• _DATA FOR PROCESSING_
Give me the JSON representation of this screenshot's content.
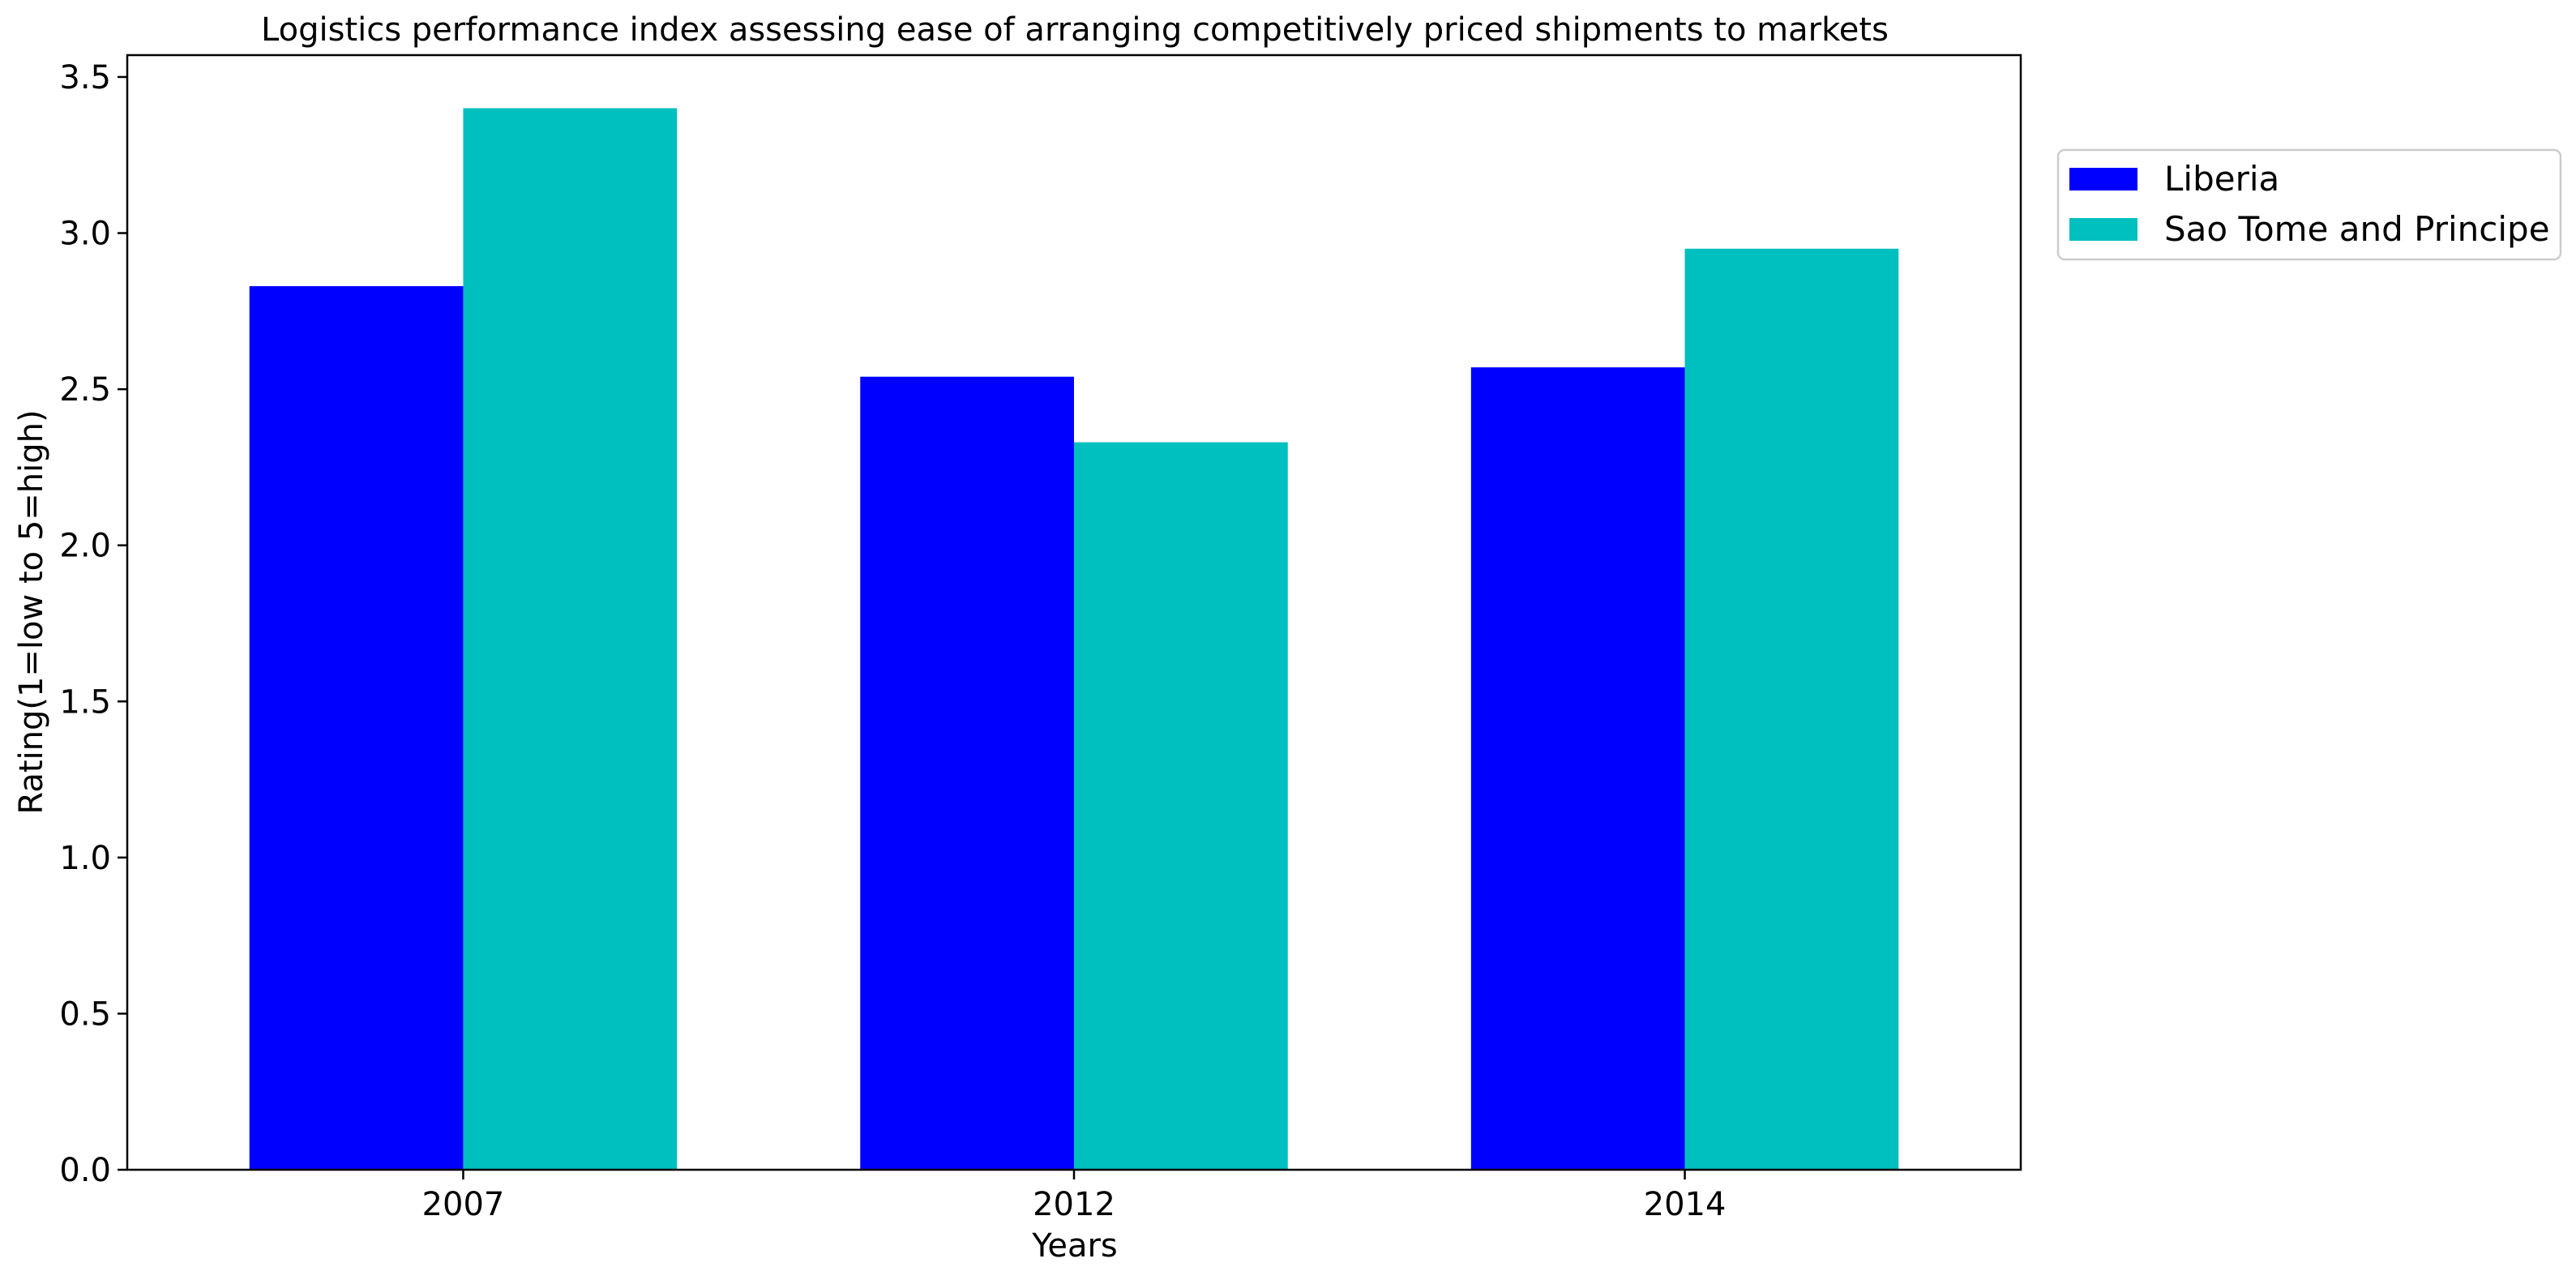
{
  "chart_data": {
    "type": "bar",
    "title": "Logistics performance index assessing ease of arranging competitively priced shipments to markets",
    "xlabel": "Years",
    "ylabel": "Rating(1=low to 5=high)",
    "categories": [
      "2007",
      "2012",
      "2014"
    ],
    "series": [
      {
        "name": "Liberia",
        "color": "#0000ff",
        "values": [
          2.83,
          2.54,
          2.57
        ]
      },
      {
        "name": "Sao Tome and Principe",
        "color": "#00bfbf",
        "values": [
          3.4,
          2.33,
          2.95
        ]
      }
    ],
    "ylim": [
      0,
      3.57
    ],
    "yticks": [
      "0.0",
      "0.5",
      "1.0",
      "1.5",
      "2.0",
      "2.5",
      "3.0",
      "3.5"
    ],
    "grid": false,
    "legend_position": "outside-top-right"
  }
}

--

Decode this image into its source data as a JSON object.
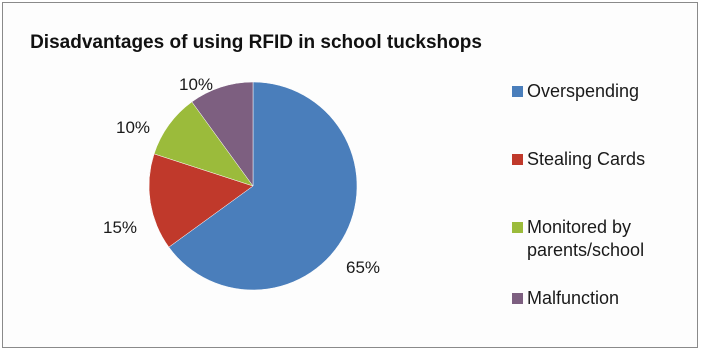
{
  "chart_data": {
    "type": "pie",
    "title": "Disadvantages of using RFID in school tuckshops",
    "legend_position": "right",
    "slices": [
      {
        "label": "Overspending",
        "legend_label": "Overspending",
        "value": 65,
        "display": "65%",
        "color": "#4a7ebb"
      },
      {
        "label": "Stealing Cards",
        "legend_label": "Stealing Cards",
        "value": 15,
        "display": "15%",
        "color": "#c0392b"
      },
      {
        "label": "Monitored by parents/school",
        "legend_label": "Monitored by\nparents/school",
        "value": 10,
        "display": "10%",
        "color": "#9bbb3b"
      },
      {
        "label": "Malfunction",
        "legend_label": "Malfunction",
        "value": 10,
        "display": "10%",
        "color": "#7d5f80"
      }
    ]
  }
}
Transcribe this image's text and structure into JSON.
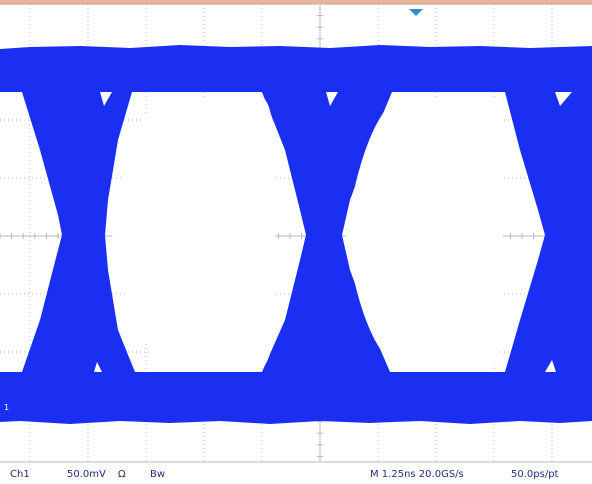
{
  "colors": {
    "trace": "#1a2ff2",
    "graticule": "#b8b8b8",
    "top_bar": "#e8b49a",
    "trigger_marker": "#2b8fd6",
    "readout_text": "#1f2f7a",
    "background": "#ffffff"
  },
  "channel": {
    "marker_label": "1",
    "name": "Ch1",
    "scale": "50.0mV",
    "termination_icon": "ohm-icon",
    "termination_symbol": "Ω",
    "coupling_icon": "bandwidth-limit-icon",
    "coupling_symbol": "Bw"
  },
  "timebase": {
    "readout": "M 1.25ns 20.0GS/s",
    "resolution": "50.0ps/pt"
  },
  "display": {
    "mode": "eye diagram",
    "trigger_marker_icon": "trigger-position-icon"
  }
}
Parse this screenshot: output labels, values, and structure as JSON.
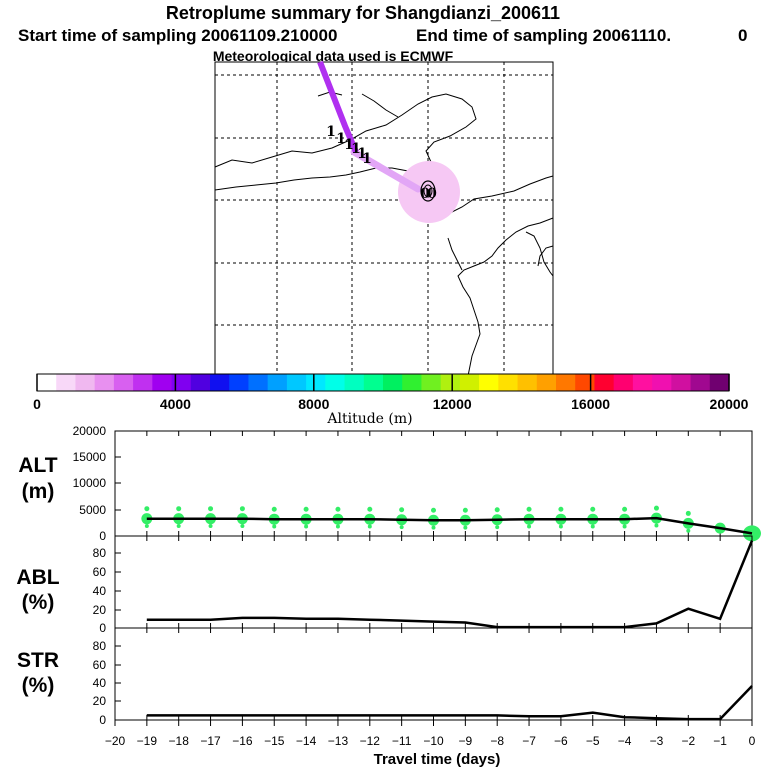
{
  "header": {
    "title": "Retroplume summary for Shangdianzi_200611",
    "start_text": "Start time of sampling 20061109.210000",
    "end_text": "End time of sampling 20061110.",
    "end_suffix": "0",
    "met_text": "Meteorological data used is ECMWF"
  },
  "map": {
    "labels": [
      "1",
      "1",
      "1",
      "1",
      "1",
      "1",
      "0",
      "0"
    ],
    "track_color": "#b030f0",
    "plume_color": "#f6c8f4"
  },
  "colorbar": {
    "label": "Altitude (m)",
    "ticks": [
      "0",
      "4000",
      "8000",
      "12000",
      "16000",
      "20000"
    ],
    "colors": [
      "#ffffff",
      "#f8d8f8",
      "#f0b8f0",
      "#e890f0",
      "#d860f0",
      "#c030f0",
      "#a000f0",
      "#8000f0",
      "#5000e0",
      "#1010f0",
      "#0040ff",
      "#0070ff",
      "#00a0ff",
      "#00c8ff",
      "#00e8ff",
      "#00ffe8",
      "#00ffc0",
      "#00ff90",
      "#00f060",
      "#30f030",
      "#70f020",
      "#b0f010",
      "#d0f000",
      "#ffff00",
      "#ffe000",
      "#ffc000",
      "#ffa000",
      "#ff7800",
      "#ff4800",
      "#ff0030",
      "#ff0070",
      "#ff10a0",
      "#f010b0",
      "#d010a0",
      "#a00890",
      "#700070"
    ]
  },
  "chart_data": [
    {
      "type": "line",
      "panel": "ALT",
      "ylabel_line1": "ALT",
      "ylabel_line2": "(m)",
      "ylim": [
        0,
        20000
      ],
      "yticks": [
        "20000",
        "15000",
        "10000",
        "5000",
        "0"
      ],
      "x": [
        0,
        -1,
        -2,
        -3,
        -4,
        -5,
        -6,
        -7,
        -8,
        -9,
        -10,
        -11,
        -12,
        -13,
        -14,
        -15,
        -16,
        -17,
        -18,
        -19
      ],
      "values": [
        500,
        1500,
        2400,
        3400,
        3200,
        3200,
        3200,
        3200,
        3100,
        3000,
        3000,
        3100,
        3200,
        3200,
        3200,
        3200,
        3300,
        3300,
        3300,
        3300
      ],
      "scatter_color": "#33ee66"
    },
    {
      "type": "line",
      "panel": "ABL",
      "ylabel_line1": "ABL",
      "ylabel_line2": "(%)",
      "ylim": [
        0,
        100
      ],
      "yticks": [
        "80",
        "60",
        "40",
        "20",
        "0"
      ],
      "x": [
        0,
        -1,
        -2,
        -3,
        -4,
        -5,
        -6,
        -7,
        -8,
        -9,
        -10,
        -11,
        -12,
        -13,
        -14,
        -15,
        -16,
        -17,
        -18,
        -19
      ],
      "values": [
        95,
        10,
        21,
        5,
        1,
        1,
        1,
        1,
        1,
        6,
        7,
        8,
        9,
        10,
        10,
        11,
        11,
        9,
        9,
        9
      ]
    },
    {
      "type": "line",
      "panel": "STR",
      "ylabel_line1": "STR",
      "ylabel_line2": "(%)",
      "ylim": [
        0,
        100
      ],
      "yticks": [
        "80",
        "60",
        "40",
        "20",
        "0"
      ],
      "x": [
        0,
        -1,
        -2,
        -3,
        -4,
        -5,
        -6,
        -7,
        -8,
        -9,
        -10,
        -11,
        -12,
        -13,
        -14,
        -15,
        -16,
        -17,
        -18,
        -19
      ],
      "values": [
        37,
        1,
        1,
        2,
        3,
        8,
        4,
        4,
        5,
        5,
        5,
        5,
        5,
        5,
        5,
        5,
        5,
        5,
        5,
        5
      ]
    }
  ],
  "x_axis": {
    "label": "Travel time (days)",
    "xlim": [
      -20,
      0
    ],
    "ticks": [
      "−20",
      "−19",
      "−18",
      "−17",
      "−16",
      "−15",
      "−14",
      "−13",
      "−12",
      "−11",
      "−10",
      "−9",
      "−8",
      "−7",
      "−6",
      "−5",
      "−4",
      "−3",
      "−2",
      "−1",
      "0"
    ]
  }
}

• _WRITTEN EXERCISE_
Copy each line of the listing that includes "JSON".

• _EXERCISE OUTPUT_
Give me the JSON representation of this screenshot's content.
Decode this image into its source data as a JSON object.
Transcribe this image's text and structure into JSON.
Parse this screenshot: output labels, values, and structure as JSON.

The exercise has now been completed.